--- START OF ENTRIES PROVIDED ---
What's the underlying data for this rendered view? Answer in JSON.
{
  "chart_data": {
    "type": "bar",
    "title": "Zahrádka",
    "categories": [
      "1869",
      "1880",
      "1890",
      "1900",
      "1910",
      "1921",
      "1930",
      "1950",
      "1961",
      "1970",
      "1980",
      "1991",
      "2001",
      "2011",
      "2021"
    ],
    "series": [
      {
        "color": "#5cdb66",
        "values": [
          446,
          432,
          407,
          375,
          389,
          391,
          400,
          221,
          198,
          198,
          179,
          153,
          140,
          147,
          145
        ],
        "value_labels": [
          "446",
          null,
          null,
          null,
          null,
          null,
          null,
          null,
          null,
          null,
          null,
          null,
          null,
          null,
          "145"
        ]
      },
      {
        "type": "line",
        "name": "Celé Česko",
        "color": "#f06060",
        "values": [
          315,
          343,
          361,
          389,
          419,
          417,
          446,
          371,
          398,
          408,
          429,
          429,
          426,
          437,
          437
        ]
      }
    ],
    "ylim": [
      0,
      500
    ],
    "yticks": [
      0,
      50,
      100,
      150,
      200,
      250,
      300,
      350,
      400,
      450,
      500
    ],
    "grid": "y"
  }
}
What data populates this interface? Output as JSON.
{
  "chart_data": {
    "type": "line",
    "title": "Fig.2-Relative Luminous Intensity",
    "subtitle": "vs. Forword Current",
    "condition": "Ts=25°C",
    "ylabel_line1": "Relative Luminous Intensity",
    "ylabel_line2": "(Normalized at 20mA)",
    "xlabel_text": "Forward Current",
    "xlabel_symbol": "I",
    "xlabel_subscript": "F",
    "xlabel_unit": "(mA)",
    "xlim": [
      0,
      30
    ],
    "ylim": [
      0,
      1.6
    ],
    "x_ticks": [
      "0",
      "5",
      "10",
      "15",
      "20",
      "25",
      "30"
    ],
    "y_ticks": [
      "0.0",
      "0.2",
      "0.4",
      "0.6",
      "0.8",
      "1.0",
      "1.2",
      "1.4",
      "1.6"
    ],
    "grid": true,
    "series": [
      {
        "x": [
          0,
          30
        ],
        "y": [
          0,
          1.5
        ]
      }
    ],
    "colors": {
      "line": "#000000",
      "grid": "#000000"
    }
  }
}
--- END OF ENTRIES PROVIDED ---
#### DIRECTIVE:
Retype the material in full. Each word must match.

#### SOLUTION TO THE EXERCISE:
What's the underlying data for this rendered view? Answer in JSON.
{
  "chart_data": {
    "type": "bar",
    "title": "Zahrádka",
    "categories": [
      "1869",
      "1880",
      "1890",
      "1900",
      "1910",
      "1921",
      "1930",
      "1950",
      "1961",
      "1970",
      "1980",
      "1991",
      "2001",
      "2011",
      "2021"
    ],
    "series": [
      {
        "color": "#5cdb66",
        "values": [
          446,
          432,
          407,
          375,
          389,
          391,
          400,
          221,
          198,
          198,
          179,
          153,
          140,
          147,
          145
        ],
        "value_labels": [
          "446",
          null,
          null,
          null,
          null,
          null,
          null,
          null,
          null,
          null,
          null,
          null,
          null,
          null,
          "145"
        ]
      },
      {
        "type": "line",
        "name": "Celé Česko",
        "color": "#f06060",
        "values": [
          315,
          343,
          361,
          389,
          419,
          417,
          446,
          371,
          398,
          408,
          429,
          429,
          426,
          437,
          437
        ]
      }
    ],
    "ylim": [
      0,
      500
    ],
    "yticks": [
      0,
      50,
      100,
      150,
      200,
      250,
      300,
      350,
      400,
      450,
      500
    ],
    "grid": "y"
  }
}
What data populates this interface? Output as JSON.
{
  "chart_data": {
    "type": "line",
    "title": "Fig.2-Relative Luminous Intensity",
    "subtitle": "vs. Forword Current",
    "condition": "Ts=25°C",
    "ylabel_line1": "Relative Luminous Intensity",
    "ylabel_line2": "(Normalized at 20mA)",
    "xlabel_text": "Forward Current",
    "xlabel_symbol": "I",
    "xlabel_subscript": "F",
    "xlabel_unit": "(mA)",
    "xlim": [
      0,
      30
    ],
    "ylim": [
      0,
      1.6
    ],
    "x_ticks": [
      "0",
      "5",
      "10",
      "15",
      "20",
      "25",
      "30"
    ],
    "y_ticks": [
      "0.0",
      "0.2",
      "0.4",
      "0.6",
      "0.8",
      "1.0",
      "1.2",
      "1.4",
      "1.6"
    ],
    "grid": true,
    "series": [
      {
        "x": [
          0,
          30
        ],
        "y": [
          0,
          1.5
        ]
      }
    ],
    "colors": {
      "line": "#000000",
      "grid": "#000000"
    }
  }
}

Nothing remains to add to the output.